— BEGIN Source data —

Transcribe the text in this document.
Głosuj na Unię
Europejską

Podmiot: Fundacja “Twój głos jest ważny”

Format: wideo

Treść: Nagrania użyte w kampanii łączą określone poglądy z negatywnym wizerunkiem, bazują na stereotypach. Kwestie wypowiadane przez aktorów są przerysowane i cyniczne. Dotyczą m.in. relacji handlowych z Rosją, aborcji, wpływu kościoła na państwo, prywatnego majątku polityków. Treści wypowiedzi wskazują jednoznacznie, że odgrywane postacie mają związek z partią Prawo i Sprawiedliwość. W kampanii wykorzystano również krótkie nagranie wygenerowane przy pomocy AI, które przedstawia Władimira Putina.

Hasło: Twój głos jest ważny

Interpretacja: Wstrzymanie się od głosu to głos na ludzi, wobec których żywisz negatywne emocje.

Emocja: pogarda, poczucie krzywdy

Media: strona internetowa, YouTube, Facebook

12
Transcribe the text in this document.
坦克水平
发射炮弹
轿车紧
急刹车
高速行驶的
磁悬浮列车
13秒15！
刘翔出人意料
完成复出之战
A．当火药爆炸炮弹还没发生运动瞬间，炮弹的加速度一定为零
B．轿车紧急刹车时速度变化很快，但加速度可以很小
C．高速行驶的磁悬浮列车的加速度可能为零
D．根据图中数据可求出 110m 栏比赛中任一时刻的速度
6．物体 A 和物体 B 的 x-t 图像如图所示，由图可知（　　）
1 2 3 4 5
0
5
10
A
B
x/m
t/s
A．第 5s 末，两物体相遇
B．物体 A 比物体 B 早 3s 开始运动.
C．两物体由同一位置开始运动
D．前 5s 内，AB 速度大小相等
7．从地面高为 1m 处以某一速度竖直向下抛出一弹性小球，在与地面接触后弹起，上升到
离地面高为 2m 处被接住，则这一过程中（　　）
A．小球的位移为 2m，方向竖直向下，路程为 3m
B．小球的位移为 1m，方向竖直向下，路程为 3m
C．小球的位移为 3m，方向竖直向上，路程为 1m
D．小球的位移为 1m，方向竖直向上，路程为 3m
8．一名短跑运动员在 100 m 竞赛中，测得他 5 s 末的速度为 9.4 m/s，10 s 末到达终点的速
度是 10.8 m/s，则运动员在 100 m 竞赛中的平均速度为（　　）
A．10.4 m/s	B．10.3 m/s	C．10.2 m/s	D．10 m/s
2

— END Source data —

#### Given request
Say how many lines in the records hold the string "ważny", and say nothing else.

#### Result
2